What to do: Among the entries below, find the lines with "подвергающихся" and copy them.

** BEGIN Input rows **

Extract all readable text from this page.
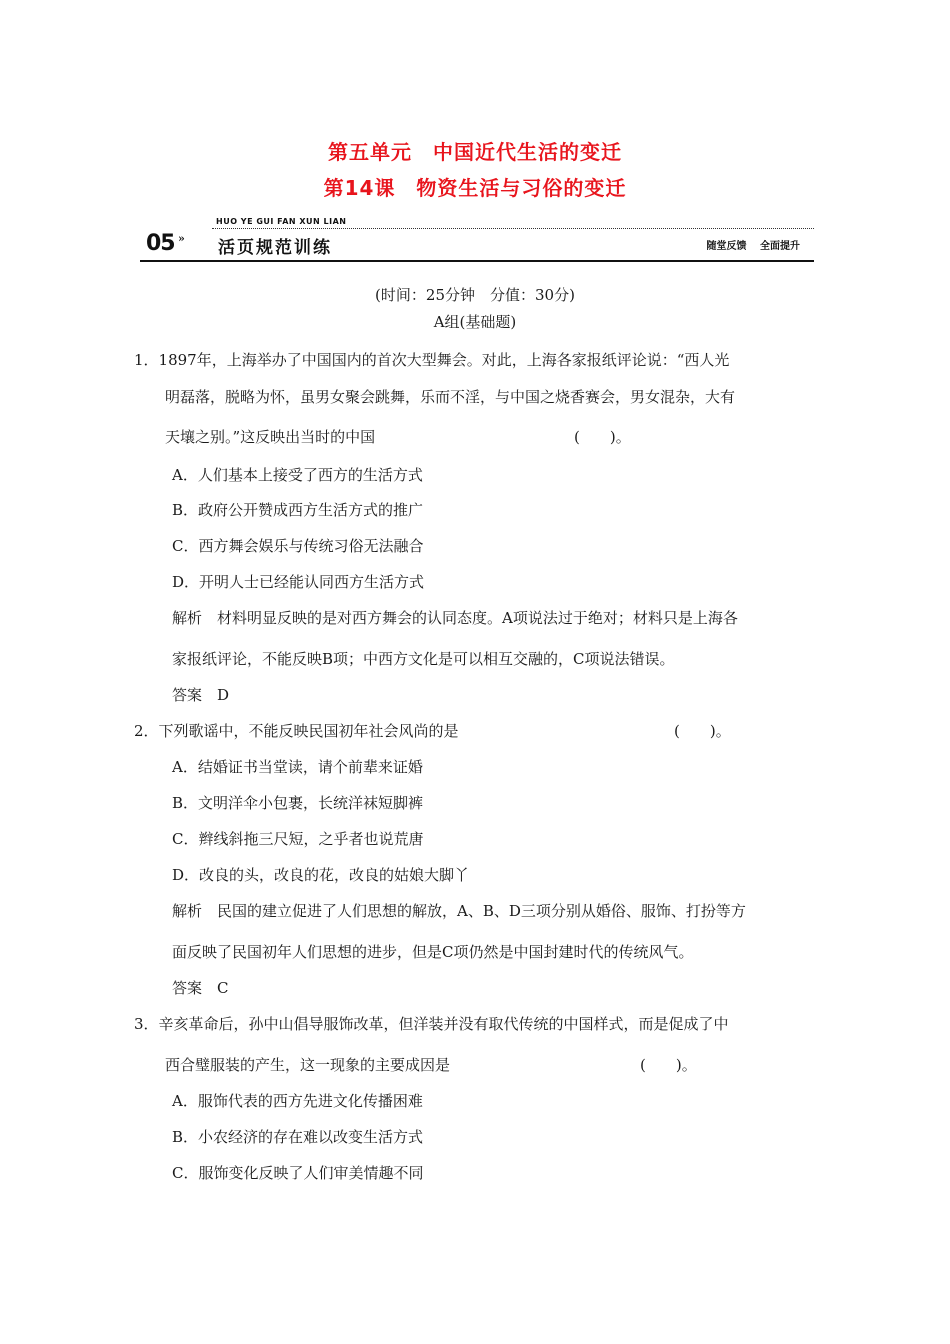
第五单元　中国近代生活的变迁
第14课　物资生活与习俗的变迁
HUO YE GUI FAN XUN LIAN
05 » 活页规范训练	随堂反馈 全面提升
(时间：25分钟　分值：30分)
A组(基础题)
1．1897年，上海举办了中国国内的首次大型舞会。对此，上海各家报纸评论说：“西人光
明磊落，脱略为怀，虽男女聚会跳舞，乐而不淫，与中国之烧香赛会，男女混杂，大有
天壤之别。”这反映出当时的中国	(　　)。
A．人们基本上接受了西方的生活方式
B．政府公开赞成西方生活方式的推广
C．西方舞会娱乐与传统习俗无法融合
D．开明人士已经能认同西方生活方式
解析　材料明显反映的是对西方舞会的认同态度。A项说法过于绝对；材料只是上海各
家报纸评论，不能反映B项；中西方文化是可以相互交融的，C项说法错误。
答案　D
2．下列歌谣中，不能反映民国初年社会风尚的是	(　　)。
A．结婚证书当堂读，请个前辈来证婚
B．文明洋伞小包裹，长统洋袜短脚裤
C．辫线斜拖三尺短，之乎者也说荒唐
D．改良的头，改良的花，改良的姑娘大脚丫
解析　民国的建立促进了人们思想的解放，A、B、D三项分别从婚俗、服饰、打扮等方
面反映了民国初年人们思想的进步，但是C项仍然是中国封建时代的传统风气。
答案　C
3．辛亥革命后，孙中山倡导服饰改革，但洋装并没有取代传统的中国样式，而是促成了中
西合璧服装的产生，这一现象的主要成因是	(　　)。
A．服饰代表的西方先进文化传播困难
B．小农经济的存在难以改变生活方式
C．服饰变化反映了人们审美情趣不同
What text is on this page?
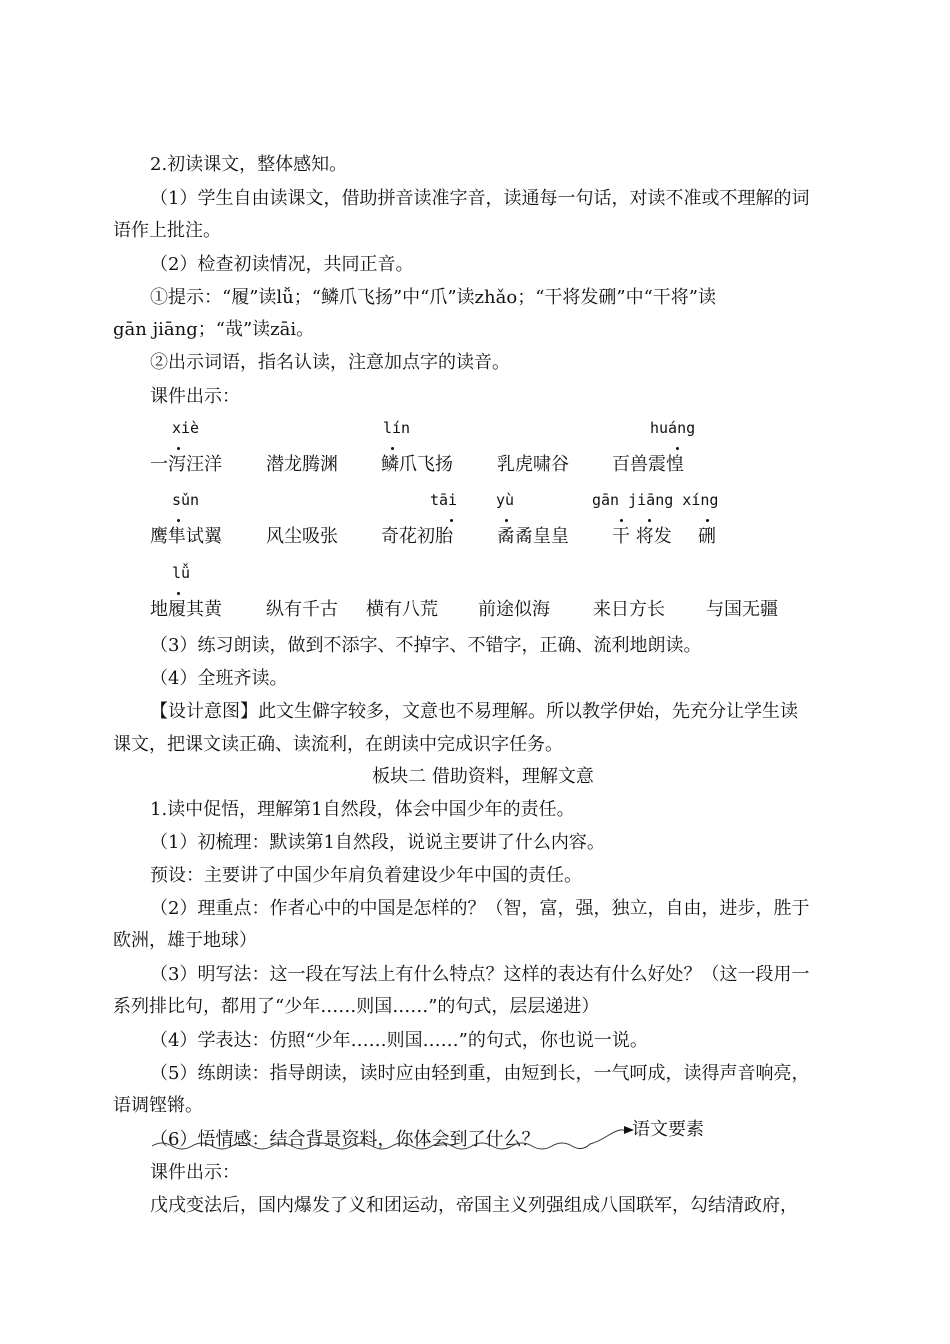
2.初读课文，整体感知。
（1）学生自由读课文，借助拼音读准字音，读通每一句话，对读不准或不理解的词
语作上批注。
（2）检查初读情况，共同正音。
①提示：“履”读lǚ；“鳞爪飞扬”中“爪”读zhǎo；“干将发硎”中“干将”读
gān jiāng；“哉”读zāi。
②出示词语，指名认读，注意加点字的读音。
课件出示：
xiè	lín	huáng
一泻汪洋 潜龙腾渊 鳞爪飞扬 乳虎啸谷 百兽震惶
sǔn	tāi	yù	gān jiāng xíng
鹰隼试翼 风尘吸张 奇花初胎 矞矞皇皇 干 将发 硎
lǚ
地履其黄 纵有千古 横有八荒 前途似海 来日方长 与国无疆
（3）练习朗读，做到不添字、不掉字、不错字，正确、流利地朗读。
（4）全班齐读。
【设计意图】此文生僻字较多，文意也不易理解。所以教学伊始，先充分让学生读
课文，把课文读正确、读流利，在朗读中完成识字任务。
板块二 借助资料，理解文意
1.读中促悟，理解第1自然段，体会中国少年的责任。
（1）初梳理：默读第1自然段，说说主要讲了什么内容。
预设：主要讲了中国少年肩负着建设少年中国的责任。
（2）理重点：作者心中的中国是怎样的？（智，富，强，独立，自由，进步，胜于
欧洲，雄于地球）
（3）明写法：这一段在写法上有什么特点？这样的表达有什么好处？（这一段用一
系列排比句，都用了“少年……则国……”的句式，层层递进）
（4）学表达：仿照“少年……则国……”的句式，你也说一说。
（5）练朗读：指导朗读，读时应由轻到重，由短到长，一气呵成，读得声音响亮，
语调铿锵。
（6）悟情感：结合背景资料，你体会到了什么？	语文要素
课件出示：
戊戌变法后，国内爆发了义和团运动，帝国主义列强组成八国联军，勾结清政府，
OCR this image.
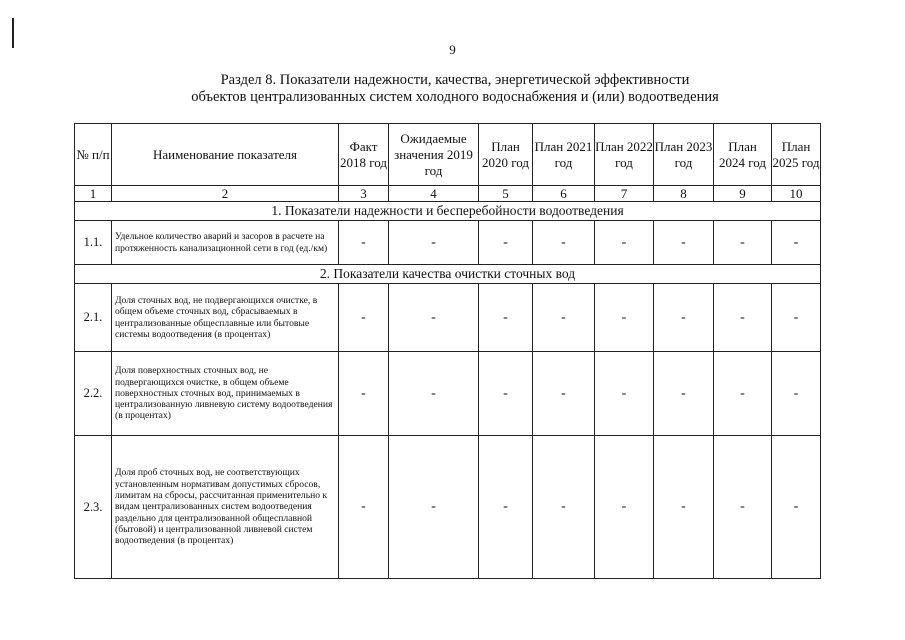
9
Раздел 8. Показатели надежности, качества, энергетической эффективности
объектов централизованных систем холодного водоснабжения и (или) водоотведения
№ п/п	Наименование показателя	Факт 2018 год	Ожидаемые значения 2019 год	План 2020 год	План 2021 год	План 2022 год	План 2023 год	План 2024 год	План 2025 год
1	2	3	4	5	6	7	8	9	10
1. Показатели надежности и бесперебойности водоотведения									
1.1.	Удельное количество аварий и засоров в расчете на протяженность канализационной сети в год (ед./км)	-	-	-	-	-	-	-	-
2. Показатели качества очистки сточных вод									
2.1.	Доля сточных вод, не подвергающихся очистке, в общем объеме сточных вод, сбрасываемых в централизованные общесплавные или бытовые системы водоотведения (в процентах)	-	-	-	-	-	-	-	-
2.2.	Доля поверхностных сточных вод, не подвергающихся очистке, в общем объеме поверхностных сточных вод, принимаемых в централизованную ливневую систему водоотведения (в процентах)	-	-	-	-	-	-	-	-
2.3.	Доля проб сточных вод, не соответствующих установленным нормативам допустимых сбросов, лимитам на сбросы, рассчитанная применительно к видам централизованных систем водоотведения раздельно для централизованной общесплавной (бытовой) и централизованной ливневой систем водоотведения (в процентах)	-	-	-	-	-	-	-	-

** END Input rows **

Task result:
2.1.	Доля сточных вод, не подвергающихся очистке, в общем объеме сточных вод, сбрасываемых в централизованные общесплавные или бытовые системы водоотведения (в процентах)	-	-	-	-	-	-	-	-
2.2.	Доля поверхностных сточных вод, не подвергающихся очистке, в общем объеме поверхностных сточных вод, принимаемых в централизованную ливневую систему водоотведения (в процентах)	-	-	-	-	-	-	-	-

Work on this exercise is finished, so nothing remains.